> SHORT TASK:
Restate the data exactly as given and keep the pictures out.

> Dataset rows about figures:
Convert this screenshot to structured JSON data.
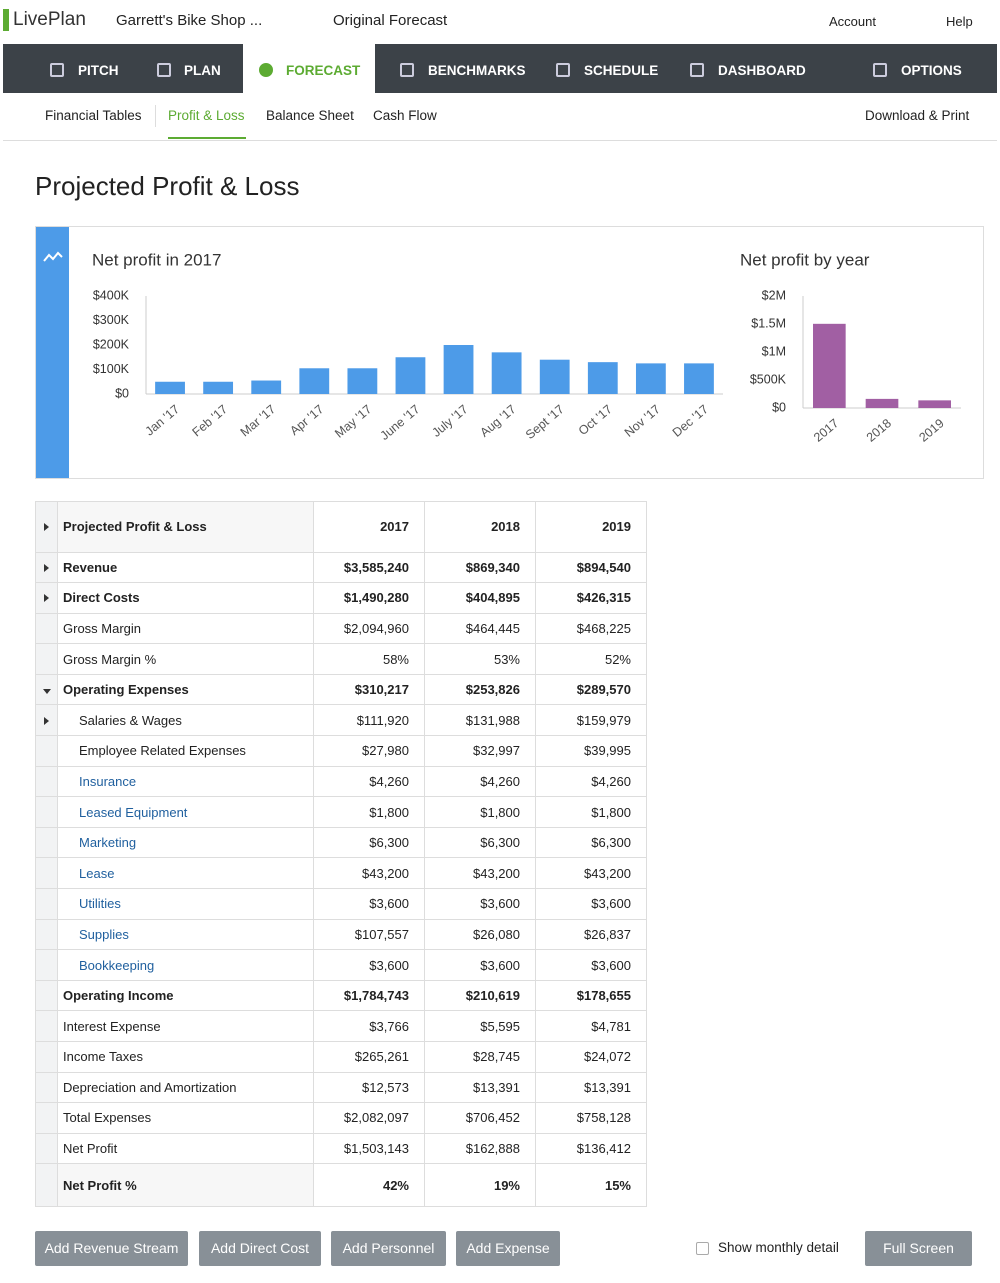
{
  "header": {
    "logo": "LivePlan",
    "business": "Garrett's Bike Shop ...",
    "forecast": "Original Forecast",
    "account": "Account",
    "help": "Help"
  },
  "nav": [
    "PITCH",
    "PLAN",
    "FORECAST",
    "BENCHMARKS",
    "SCHEDULE",
    "DASHBOARD",
    "OPTIONS"
  ],
  "subnav": [
    "Financial Tables",
    "Profit & Loss",
    "Balance Sheet",
    "Cash Flow"
  ],
  "download": "Download & Print",
  "page_title": "Projected Profit & Loss",
  "chart_data": [
    {
      "type": "bar",
      "title": "Net profit in 2017",
      "color": "#4d9be8",
      "categories": [
        "Jan '17",
        "Feb '17",
        "Mar '17",
        "Apr '17",
        "May '17",
        "June '17",
        "July '17",
        "Aug '17",
        "Sept '17",
        "Oct '17",
        "Nov '17",
        "Dec '17"
      ],
      "values": [
        50000,
        50000,
        55000,
        105000,
        105000,
        150000,
        200000,
        170000,
        140000,
        130000,
        125000,
        125000
      ],
      "ylim": [
        0,
        400000
      ],
      "yticks": [
        {
          "value": 0,
          "label": "$0"
        },
        {
          "value": 100000,
          "label": "$100K"
        },
        {
          "value": 200000,
          "label": "$200K"
        },
        {
          "value": 300000,
          "label": "$300K"
        },
        {
          "value": 400000,
          "label": "$400K"
        }
      ]
    },
    {
      "type": "bar",
      "title": "Net profit by year",
      "color": "#a15fa3",
      "categories": [
        "2017",
        "2018",
        "2019"
      ],
      "values": [
        1503143,
        162888,
        136412
      ],
      "ylim": [
        0,
        2000000
      ],
      "yticks": [
        {
          "value": 0,
          "label": "$0"
        },
        {
          "value": 500000,
          "label": "$500K"
        },
        {
          "value": 1000000,
          "label": "$1M"
        },
        {
          "value": 1500000,
          "label": "$1.5M"
        },
        {
          "value": 2000000,
          "label": "$2M"
        }
      ]
    }
  ],
  "table": {
    "header": [
      "Projected Profit & Loss",
      "2017",
      "2018",
      "2019"
    ],
    "rows": [
      [
        "Revenue",
        "$3,585,240",
        "$869,340",
        "$894,540"
      ],
      [
        "Direct Costs",
        "$1,490,280",
        "$404,895",
        "$426,315"
      ],
      [
        "Gross Margin",
        "$2,094,960",
        "$464,445",
        "$468,225"
      ],
      [
        "Gross Margin %",
        "58%",
        "53%",
        "52%"
      ],
      [
        "Operating Expenses",
        "$310,217",
        "$253,826",
        "$289,570"
      ],
      [
        "Salaries & Wages",
        "$111,920",
        "$131,988",
        "$159,979"
      ],
      [
        "Employee Related Expenses",
        "$27,980",
        "$32,997",
        "$39,995"
      ],
      [
        "Insurance",
        "$4,260",
        "$4,260",
        "$4,260"
      ],
      [
        "Leased Equipment",
        "$1,800",
        "$1,800",
        "$1,800"
      ],
      [
        "Marketing",
        "$6,300",
        "$6,300",
        "$6,300"
      ],
      [
        "Lease",
        "$43,200",
        "$43,200",
        "$43,200"
      ],
      [
        "Utilities",
        "$3,600",
        "$3,600",
        "$3,600"
      ],
      [
        "Supplies",
        "$107,557",
        "$26,080",
        "$26,837"
      ],
      [
        "Bookkeeping",
        "$3,600",
        "$3,600",
        "$3,600"
      ],
      [
        "Operating Income",
        "$1,784,743",
        "$210,619",
        "$178,655"
      ],
      [
        "Interest Expense",
        "$3,766",
        "$5,595",
        "$4,781"
      ],
      [
        "Income Taxes",
        "$265,261",
        "$28,745",
        "$24,072"
      ],
      [
        "Depreciation and Amortization",
        "$12,573",
        "$13,391",
        "$13,391"
      ],
      [
        "Total Expenses",
        "$2,082,097",
        "$706,452",
        "$758,128"
      ],
      [
        "Net Profit",
        "$1,503,143",
        "$162,888",
        "$136,412"
      ],
      [
        "Net Profit %",
        "42%",
        "19%",
        "15%"
      ]
    ]
  },
  "buttons": [
    "Add Revenue Stream",
    "Add Direct Cost",
    "Add Personnel",
    "Add Expense"
  ],
  "checkbox": "Show monthly detail",
  "full_screen": "Full Screen"
}
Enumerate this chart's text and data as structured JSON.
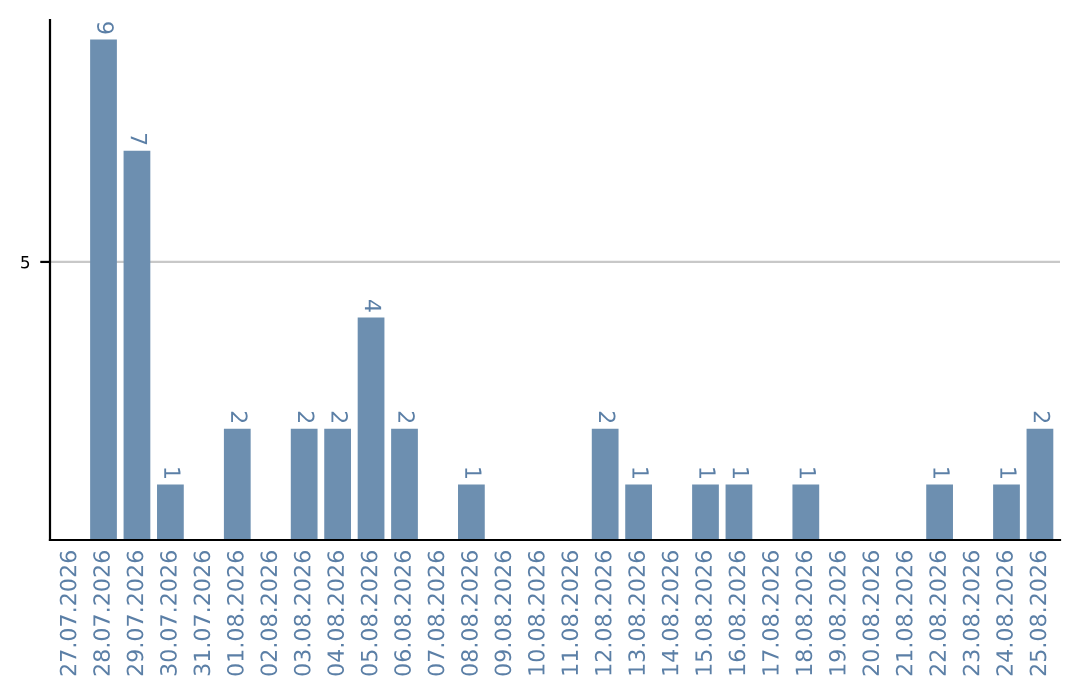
{
  "chart_data": {
    "type": "bar",
    "categories": [
      "27.07.2026",
      "28.07.2026",
      "29.07.2026",
      "30.07.2026",
      "31.07.2026",
      "01.08.2026",
      "02.08.2026",
      "03.08.2026",
      "04.08.2026",
      "05.08.2026",
      "06.08.2026",
      "07.08.2026",
      "08.08.2026",
      "09.08.2026",
      "10.08.2026",
      "11.08.2026",
      "12.08.2026",
      "13.08.2026",
      "14.08.2026",
      "15.08.2026",
      "16.08.2026",
      "17.08.2026",
      "18.08.2026",
      "19.08.2026",
      "20.08.2026",
      "21.08.2026",
      "22.08.2026",
      "23.08.2026",
      "24.08.2026",
      "25.08.2026"
    ],
    "values": [
      0,
      9,
      7,
      1,
      0,
      2,
      0,
      2,
      2,
      4,
      2,
      0,
      1,
      0,
      0,
      0,
      2,
      1,
      0,
      1,
      1,
      0,
      1,
      0,
      0,
      0,
      1,
      0,
      1,
      2
    ],
    "value_labels": [
      null,
      "9",
      "7",
      "1",
      null,
      "2",
      null,
      "2",
      "2",
      "4",
      "2",
      null,
      "1",
      null,
      null,
      null,
      "2",
      "1",
      null,
      "1",
      "1",
      null,
      "1",
      null,
      null,
      null,
      "1",
      null,
      "1",
      "2"
    ],
    "color": "#6d8fb0",
    "ylim": [
      0,
      9.35
    ],
    "yticks": [
      5
    ],
    "grid": "y",
    "legend": false
  }
}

> FULL OUTPUT:
Convert this screenshot to structured JSON data.
{
  "header": {
    "logo": "LivePlan",
    "business": "Garrett's Bike Shop ...",
    "forecast": "Original Forecast",
    "account": "Account",
    "help": "Help"
  },
  "nav": [
    "PITCH",
    "PLAN",
    "FORECAST",
    "BENCHMARKS",
    "SCHEDULE",
    "DASHBOARD",
    "OPTIONS"
  ],
  "subnav": [
    "Financial Tables",
    "Profit & Loss",
    "Balance Sheet",
    "Cash Flow"
  ],
  "download": "Download & Print",
  "page_title": "Projected Profit & Loss",
  "chart_data": [
    {
      "type": "bar",
      "title": "Net profit in 2017",
      "color": "#4d9be8",
      "categories": [
        "Jan '17",
        "Feb '17",
        "Mar '17",
        "Apr '17",
        "May '17",
        "June '17",
        "July '17",
        "Aug '17",
        "Sept '17",
        "Oct '17",
        "Nov '17",
        "Dec '17"
      ],
      "values": [
        50000,
        50000,
        55000,
        105000,
        105000,
        150000,
        200000,
        170000,
        140000,
        130000,
        125000,
        125000
      ],
      "ylim": [
        0,
        400000
      ],
      "yticks": [
        {
          "value": 0,
          "label": "$0"
        },
        {
          "value": 100000,
          "label": "$100K"
        },
        {
          "value": 200000,
          "label": "$200K"
        },
        {
          "value": 300000,
          "label": "$300K"
        },
        {
          "value": 400000,
          "label": "$400K"
        }
      ]
    },
    {
      "type": "bar",
      "title": "Net profit by year",
      "color": "#a15fa3",
      "categories": [
        "2017",
        "2018",
        "2019"
      ],
      "values": [
        1503143,
        162888,
        136412
      ],
      "ylim": [
        0,
        2000000
      ],
      "yticks": [
        {
          "value": 0,
          "label": "$0"
        },
        {
          "value": 500000,
          "label": "$500K"
        },
        {
          "value": 1000000,
          "label": "$1M"
        },
        {
          "value": 1500000,
          "label": "$1.5M"
        },
        {
          "value": 2000000,
          "label": "$2M"
        }
      ]
    }
  ],
  "table": {
    "header": [
      "Projected Profit & Loss",
      "2017",
      "2018",
      "2019"
    ],
    "rows": [
      [
        "Revenue",
        "$3,585,240",
        "$869,340",
        "$894,540"
      ],
      [
        "Direct Costs",
        "$1,490,280",
        "$404,895",
        "$426,315"
      ],
      [
        "Gross Margin",
        "$2,094,960",
        "$464,445",
        "$468,225"
      ],
      [
        "Gross Margin %",
        "58%",
        "53%",
        "52%"
      ],
      [
        "Operating Expenses",
        "$310,217",
        "$253,826",
        "$289,570"
      ],
      [
        "Salaries & Wages",
        "$111,920",
        "$131,988",
        "$159,979"
      ],
      [
        "Employee Related Expenses",
        "$27,980",
        "$32,997",
        "$39,995"
      ],
      [
        "Insurance",
        "$4,260",
        "$4,260",
        "$4,260"
      ],
      [
        "Leased Equipment",
        "$1,800",
        "$1,800",
        "$1,800"
      ],
      [
        "Marketing",
        "$6,300",
        "$6,300",
        "$6,300"
      ],
      [
        "Lease",
        "$43,200",
        "$43,200",
        "$43,200"
      ],
      [
        "Utilities",
        "$3,600",
        "$3,600",
        "$3,600"
      ],
      [
        "Supplies",
        "$107,557",
        "$26,080",
        "$26,837"
      ],
      [
        "Bookkeeping",
        "$3,600",
        "$3,600",
        "$3,600"
      ],
      [
        "Operating Income",
        "$1,784,743",
        "$210,619",
        "$178,655"
      ],
      [
        "Interest Expense",
        "$3,766",
        "$5,595",
        "$4,781"
      ],
      [
        "Income Taxes",
        "$265,261",
        "$28,745",
        "$24,072"
      ],
      [
        "Depreciation and Amortization",
        "$12,573",
        "$13,391",
        "$13,391"
      ],
      [
        "Total Expenses",
        "$2,082,097",
        "$706,452",
        "$758,128"
      ],
      [
        "Net Profit",
        "$1,503,143",
        "$162,888",
        "$136,412"
      ],
      [
        "Net Profit %",
        "42%",
        "19%",
        "15%"
      ]
    ]
  },
  "buttons": [
    "Add Revenue Stream",
    "Add Direct Cost",
    "Add Personnel",
    "Add Expense"
  ],
  "checkbox": "Show monthly detail",
  "full_screen": "Full Screen"
}
Enumerate this chart's text and data as structured JSON.
{
  "chart_data": {
    "type": "bar",
    "categories": [
      "27.07.2026",
      "28.07.2026",
      "29.07.2026",
      "30.07.2026",
      "31.07.2026",
      "01.08.2026",
      "02.08.2026",
      "03.08.2026",
      "04.08.2026",
      "05.08.2026",
      "06.08.2026",
      "07.08.2026",
      "08.08.2026",
      "09.08.2026",
      "10.08.2026",
      "11.08.2026",
      "12.08.2026",
      "13.08.2026",
      "14.08.2026",
      "15.08.2026",
      "16.08.2026",
      "17.08.2026",
      "18.08.2026",
      "19.08.2026",
      "20.08.2026",
      "21.08.2026",
      "22.08.2026",
      "23.08.2026",
      "24.08.2026",
      "25.08.2026"
    ],
    "values": [
      0,
      9,
      7,
      1,
      0,
      2,
      0,
      2,
      2,
      4,
      2,
      0,
      1,
      0,
      0,
      0,
      2,
      1,
      0,
      1,
      1,
      0,
      1,
      0,
      0,
      0,
      1,
      0,
      1,
      2
    ],
    "value_labels": [
      null,
      "9",
      "7",
      "1",
      null,
      "2",
      null,
      "2",
      "2",
      "4",
      "2",
      null,
      "1",
      null,
      null,
      null,
      "2",
      "1",
      null,
      "1",
      "1",
      null,
      "1",
      null,
      null,
      null,
      "1",
      null,
      "1",
      "2"
    ],
    "color": "#6d8fb0",
    "ylim": [
      0,
      9.35
    ],
    "yticks": [
      5
    ],
    "grid": "y",
    "legend": false
  }
}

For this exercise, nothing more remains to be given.